[Start of Input records]

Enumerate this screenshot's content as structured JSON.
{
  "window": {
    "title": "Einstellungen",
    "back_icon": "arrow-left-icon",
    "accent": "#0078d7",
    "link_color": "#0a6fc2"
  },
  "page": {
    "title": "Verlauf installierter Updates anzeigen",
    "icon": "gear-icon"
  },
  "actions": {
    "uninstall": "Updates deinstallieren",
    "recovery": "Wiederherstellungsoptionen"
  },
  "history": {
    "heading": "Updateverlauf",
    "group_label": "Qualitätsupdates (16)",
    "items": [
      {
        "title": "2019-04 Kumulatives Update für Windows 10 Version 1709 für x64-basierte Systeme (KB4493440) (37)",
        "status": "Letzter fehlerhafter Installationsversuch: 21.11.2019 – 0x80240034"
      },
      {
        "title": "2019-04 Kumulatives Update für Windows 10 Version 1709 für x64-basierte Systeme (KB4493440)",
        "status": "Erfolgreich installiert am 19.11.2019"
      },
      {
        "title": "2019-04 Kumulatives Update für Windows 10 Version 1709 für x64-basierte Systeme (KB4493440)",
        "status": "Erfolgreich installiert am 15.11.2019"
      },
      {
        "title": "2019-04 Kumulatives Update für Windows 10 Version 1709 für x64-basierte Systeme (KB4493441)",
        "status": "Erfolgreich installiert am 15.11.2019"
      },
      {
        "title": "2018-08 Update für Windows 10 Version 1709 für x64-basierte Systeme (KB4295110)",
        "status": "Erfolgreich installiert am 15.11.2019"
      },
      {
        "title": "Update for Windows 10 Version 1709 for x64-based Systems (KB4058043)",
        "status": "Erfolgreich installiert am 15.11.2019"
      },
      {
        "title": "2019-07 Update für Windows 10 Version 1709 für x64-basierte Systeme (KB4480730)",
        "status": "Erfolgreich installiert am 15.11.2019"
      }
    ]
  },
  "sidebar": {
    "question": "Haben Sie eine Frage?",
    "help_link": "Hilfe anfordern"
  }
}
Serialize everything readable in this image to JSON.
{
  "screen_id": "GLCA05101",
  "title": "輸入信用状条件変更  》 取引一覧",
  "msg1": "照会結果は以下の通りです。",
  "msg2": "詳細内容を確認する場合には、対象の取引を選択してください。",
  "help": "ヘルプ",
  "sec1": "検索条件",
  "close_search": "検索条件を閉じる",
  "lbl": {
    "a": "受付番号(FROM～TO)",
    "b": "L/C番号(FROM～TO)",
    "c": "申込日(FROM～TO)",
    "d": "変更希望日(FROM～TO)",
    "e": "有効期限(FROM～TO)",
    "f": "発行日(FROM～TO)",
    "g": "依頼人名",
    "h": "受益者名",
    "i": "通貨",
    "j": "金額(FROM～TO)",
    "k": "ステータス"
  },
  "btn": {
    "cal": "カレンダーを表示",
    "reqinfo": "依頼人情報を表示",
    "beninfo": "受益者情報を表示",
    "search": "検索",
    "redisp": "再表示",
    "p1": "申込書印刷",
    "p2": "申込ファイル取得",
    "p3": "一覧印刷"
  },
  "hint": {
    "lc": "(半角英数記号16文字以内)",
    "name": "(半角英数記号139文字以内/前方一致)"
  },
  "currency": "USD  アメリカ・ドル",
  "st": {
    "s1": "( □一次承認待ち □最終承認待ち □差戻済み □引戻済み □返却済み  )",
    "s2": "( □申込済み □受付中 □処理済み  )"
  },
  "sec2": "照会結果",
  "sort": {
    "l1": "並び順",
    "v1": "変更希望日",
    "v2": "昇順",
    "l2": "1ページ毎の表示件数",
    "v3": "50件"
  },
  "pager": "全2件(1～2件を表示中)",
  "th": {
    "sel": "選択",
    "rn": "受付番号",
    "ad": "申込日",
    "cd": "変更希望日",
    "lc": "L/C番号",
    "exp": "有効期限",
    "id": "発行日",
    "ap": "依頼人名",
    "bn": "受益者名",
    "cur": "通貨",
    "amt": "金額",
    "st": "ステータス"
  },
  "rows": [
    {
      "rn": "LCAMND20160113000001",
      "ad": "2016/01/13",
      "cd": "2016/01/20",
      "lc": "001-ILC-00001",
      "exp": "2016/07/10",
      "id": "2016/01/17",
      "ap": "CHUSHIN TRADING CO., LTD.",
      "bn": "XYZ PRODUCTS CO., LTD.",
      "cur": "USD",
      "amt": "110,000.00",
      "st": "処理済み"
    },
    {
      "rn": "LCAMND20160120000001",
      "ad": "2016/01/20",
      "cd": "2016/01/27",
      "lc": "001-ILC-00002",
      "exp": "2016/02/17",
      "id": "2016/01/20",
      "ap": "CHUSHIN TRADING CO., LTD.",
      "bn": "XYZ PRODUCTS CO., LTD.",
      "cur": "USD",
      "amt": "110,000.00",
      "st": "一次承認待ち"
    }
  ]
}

[End of Input records]

- Stated goal: From the data above, work out how many lines hold "Version". Answer with the number alone.

- Written reply: 7